→ **What is being asked**
Without altering anything, output the material below.

→ **Given records**

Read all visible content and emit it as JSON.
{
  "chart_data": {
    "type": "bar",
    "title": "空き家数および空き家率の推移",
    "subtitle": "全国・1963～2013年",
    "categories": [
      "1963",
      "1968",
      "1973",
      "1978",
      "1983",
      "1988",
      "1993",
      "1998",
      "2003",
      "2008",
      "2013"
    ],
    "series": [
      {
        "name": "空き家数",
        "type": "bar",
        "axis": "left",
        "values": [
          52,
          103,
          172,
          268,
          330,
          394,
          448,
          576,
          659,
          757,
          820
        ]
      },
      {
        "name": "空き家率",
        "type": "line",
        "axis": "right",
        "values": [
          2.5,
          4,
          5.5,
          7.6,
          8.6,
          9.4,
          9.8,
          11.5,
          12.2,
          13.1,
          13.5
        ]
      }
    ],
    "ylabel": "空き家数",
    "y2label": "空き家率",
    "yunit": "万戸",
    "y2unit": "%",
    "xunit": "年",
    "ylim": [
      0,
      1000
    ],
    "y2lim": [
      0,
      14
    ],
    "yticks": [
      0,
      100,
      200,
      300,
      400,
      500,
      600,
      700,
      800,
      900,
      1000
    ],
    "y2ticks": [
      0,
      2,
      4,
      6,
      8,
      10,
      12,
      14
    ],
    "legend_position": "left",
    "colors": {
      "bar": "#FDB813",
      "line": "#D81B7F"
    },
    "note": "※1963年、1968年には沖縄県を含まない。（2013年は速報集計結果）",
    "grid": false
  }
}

→ **Response to the exercise**
Read all visible content and emit it as JSON.
{
  "chart_data": {
    "type": "bar",
    "title": "空き家数および空き家率の推移",
    "subtitle": "全国・1963～2013年",
    "categories": [
      "1963",
      "1968",
      "1973",
      "1978",
      "1983",
      "1988",
      "1993",
      "1998",
      "2003",
      "2008",
      "2013"
    ],
    "series": [
      {
        "name": "空き家数",
        "type": "bar",
        "axis": "left",
        "values": [
          52,
          103,
          172,
          268,
          330,
          394,
          448,
          576,
          659,
          757,
          820
        ]
      },
      {
        "name": "空き家率",
        "type": "line",
        "axis": "right",
        "values": [
          2.5,
          4,
          5.5,
          7.6,
          8.6,
          9.4,
          9.8,
          11.5,
          12.2,
          13.1,
          13.5
        ]
      }
    ],
    "ylabel": "空き家数",
    "y2label": "空き家率",
    "yunit": "万戸",
    "y2unit": "%",
    "xunit": "年",
    "ylim": [
      0,
      1000
    ],
    "y2lim": [
      0,
      14
    ],
    "yticks": [
      0,
      100,
      200,
      300,
      400,
      500,
      600,
      700,
      800,
      900,
      1000
    ],
    "y2ticks": [
      0,
      2,
      4,
      6,
      8,
      10,
      12,
      14
    ],
    "legend_position": "left",
    "colors": {
      "bar": "#FDB813",
      "line": "#D81B7F"
    },
    "note": "※1963年、1968年には沖縄県を含まない。（2013年は速報集計結果）",
    "grid": false
  }
}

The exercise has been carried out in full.